> Work instructions
Give every entry again, word for word and in full.

> Stored records
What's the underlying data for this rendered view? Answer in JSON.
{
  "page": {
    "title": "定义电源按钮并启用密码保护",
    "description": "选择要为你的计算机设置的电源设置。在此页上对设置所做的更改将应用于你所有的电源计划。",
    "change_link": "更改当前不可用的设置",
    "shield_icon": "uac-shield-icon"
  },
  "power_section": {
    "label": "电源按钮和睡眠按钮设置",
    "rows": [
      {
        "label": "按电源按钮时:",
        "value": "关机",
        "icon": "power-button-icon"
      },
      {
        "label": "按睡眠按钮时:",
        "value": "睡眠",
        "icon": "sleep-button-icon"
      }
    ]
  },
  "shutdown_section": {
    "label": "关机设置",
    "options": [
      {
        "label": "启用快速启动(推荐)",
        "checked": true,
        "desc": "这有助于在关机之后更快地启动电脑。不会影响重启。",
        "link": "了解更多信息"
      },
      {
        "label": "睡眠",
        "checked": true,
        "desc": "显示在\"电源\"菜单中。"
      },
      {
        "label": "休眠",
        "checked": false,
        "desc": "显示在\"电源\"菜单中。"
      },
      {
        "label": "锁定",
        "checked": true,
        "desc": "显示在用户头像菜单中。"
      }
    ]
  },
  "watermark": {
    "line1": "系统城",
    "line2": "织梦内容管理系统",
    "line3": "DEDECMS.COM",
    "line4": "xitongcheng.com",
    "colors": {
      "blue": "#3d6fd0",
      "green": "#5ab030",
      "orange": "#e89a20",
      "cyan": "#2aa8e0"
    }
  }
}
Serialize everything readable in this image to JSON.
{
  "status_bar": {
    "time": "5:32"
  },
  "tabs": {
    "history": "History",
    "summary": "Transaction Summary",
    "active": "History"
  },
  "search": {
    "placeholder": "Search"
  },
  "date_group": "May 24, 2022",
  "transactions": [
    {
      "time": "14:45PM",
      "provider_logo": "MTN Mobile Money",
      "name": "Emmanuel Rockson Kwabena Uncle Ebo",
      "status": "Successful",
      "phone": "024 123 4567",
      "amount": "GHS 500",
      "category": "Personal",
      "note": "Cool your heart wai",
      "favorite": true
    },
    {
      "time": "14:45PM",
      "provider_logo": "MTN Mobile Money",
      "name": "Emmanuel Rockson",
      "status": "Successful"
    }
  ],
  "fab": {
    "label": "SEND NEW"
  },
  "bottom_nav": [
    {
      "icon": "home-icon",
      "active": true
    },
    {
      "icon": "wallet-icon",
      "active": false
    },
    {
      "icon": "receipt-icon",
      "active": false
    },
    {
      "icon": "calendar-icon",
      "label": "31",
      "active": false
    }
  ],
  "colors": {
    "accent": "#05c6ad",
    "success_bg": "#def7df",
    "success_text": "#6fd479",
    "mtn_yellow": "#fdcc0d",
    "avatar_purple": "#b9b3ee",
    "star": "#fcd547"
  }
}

> Result for this task
What's the underlying data for this rendered view? Answer in JSON.
{
  "page": {
    "title": "定义电源按钮并启用密码保护",
    "description": "选择要为你的计算机设置的电源设置。在此页上对设置所做的更改将应用于你所有的电源计划。",
    "change_link": "更改当前不可用的设置",
    "shield_icon": "uac-shield-icon"
  },
  "power_section": {
    "label": "电源按钮和睡眠按钮设置",
    "rows": [
      {
        "label": "按电源按钮时:",
        "value": "关机",
        "icon": "power-button-icon"
      },
      {
        "label": "按睡眠按钮时:",
        "value": "睡眠",
        "icon": "sleep-button-icon"
      }
    ]
  },
  "shutdown_section": {
    "label": "关机设置",
    "options": [
      {
        "label": "启用快速启动(推荐)",
        "checked": true,
        "desc": "这有助于在关机之后更快地启动电脑。不会影响重启。",
        "link": "了解更多信息"
      },
      {
        "label": "睡眠",
        "checked": true,
        "desc": "显示在\"电源\"菜单中。"
      },
      {
        "label": "休眠",
        "checked": false,
        "desc": "显示在\"电源\"菜单中。"
      },
      {
        "label": "锁定",
        "checked": true,
        "desc": "显示在用户头像菜单中。"
      }
    ]
  },
  "watermark": {
    "line1": "系统城",
    "line2": "织梦内容管理系统",
    "line3": "DEDECMS.COM",
    "line4": "xitongcheng.com",
    "colors": {
      "blue": "#3d6fd0",
      "green": "#5ab030",
      "orange": "#e89a20",
      "cyan": "#2aa8e0"
    }
  }
}
Serialize everything readable in this image to JSON.
{
  "status_bar": {
    "time": "5:32"
  },
  "tabs": {
    "history": "History",
    "summary": "Transaction Summary",
    "active": "History"
  },
  "search": {
    "placeholder": "Search"
  },
  "date_group": "May 24, 2022",
  "transactions": [
    {
      "time": "14:45PM",
      "provider_logo": "MTN Mobile Money",
      "name": "Emmanuel Rockson Kwabena Uncle Ebo",
      "status": "Successful",
      "phone": "024 123 4567",
      "amount": "GHS 500",
      "category": "Personal",
      "note": "Cool your heart wai",
      "favorite": true
    },
    {
      "time": "14:45PM",
      "provider_logo": "MTN Mobile Money",
      "name": "Emmanuel Rockson",
      "status": "Successful"
    }
  ],
  "fab": {
    "label": "SEND NEW"
  },
  "bottom_nav": [
    {
      "icon": "home-icon",
      "active": true
    },
    {
      "icon": "wallet-icon",
      "active": false
    },
    {
      "icon": "receipt-icon",
      "active": false
    },
    {
      "icon": "calendar-icon",
      "label": "31",
      "active": false
    }
  ],
  "colors": {
    "accent": "#05c6ad",
    "success_bg": "#def7df",
    "success_text": "#6fd479",
    "mtn_yellow": "#fdcc0d",
    "avatar_purple": "#b9b3ee",
    "star": "#fcd547"
  }
}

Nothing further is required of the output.